(Data records)
++++++

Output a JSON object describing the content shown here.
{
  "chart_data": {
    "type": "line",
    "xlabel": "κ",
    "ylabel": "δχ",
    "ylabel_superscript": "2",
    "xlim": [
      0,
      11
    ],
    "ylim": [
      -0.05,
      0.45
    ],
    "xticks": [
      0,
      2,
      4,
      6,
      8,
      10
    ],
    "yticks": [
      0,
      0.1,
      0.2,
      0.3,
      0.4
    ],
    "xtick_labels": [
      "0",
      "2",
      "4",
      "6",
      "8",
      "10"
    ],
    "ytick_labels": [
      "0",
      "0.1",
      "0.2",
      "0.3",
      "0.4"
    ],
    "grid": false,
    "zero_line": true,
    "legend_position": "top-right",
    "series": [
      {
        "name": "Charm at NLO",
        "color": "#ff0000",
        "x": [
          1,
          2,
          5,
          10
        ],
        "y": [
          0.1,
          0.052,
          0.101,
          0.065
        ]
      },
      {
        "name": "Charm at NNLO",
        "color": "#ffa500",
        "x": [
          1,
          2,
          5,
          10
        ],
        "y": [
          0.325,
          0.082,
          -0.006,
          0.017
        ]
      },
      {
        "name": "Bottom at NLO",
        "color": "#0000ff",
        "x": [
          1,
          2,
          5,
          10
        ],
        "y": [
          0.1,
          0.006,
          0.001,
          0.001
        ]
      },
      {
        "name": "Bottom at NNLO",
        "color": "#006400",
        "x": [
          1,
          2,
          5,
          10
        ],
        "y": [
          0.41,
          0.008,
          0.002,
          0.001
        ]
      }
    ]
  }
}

++++++

:: Work to be completed ::
Give an exact repetition of all the material.

:: Exercise result ::
Output a JSON object describing the content shown here.
{
  "chart_data": {
    "type": "line",
    "xlabel": "κ",
    "ylabel": "δχ",
    "ylabel_superscript": "2",
    "xlim": [
      0,
      11
    ],
    "ylim": [
      -0.05,
      0.45
    ],
    "xticks": [
      0,
      2,
      4,
      6,
      8,
      10
    ],
    "yticks": [
      0,
      0.1,
      0.2,
      0.3,
      0.4
    ],
    "xtick_labels": [
      "0",
      "2",
      "4",
      "6",
      "8",
      "10"
    ],
    "ytick_labels": [
      "0",
      "0.1",
      "0.2",
      "0.3",
      "0.4"
    ],
    "grid": false,
    "zero_line": true,
    "legend_position": "top-right",
    "series": [
      {
        "name": "Charm at NLO",
        "color": "#ff0000",
        "x": [
          1,
          2,
          5,
          10
        ],
        "y": [
          0.1,
          0.052,
          0.101,
          0.065
        ]
      },
      {
        "name": "Charm at NNLO",
        "color": "#ffa500",
        "x": [
          1,
          2,
          5,
          10
        ],
        "y": [
          0.325,
          0.082,
          -0.006,
          0.017
        ]
      },
      {
        "name": "Bottom at NLO",
        "color": "#0000ff",
        "x": [
          1,
          2,
          5,
          10
        ],
        "y": [
          0.1,
          0.006,
          0.001,
          0.001
        ]
      },
      {
        "name": "Bottom at NNLO",
        "color": "#006400",
        "x": [
          1,
          2,
          5,
          10
        ],
        "y": [
          0.41,
          0.008,
          0.002,
          0.001
        ]
      }
    ]
  }
}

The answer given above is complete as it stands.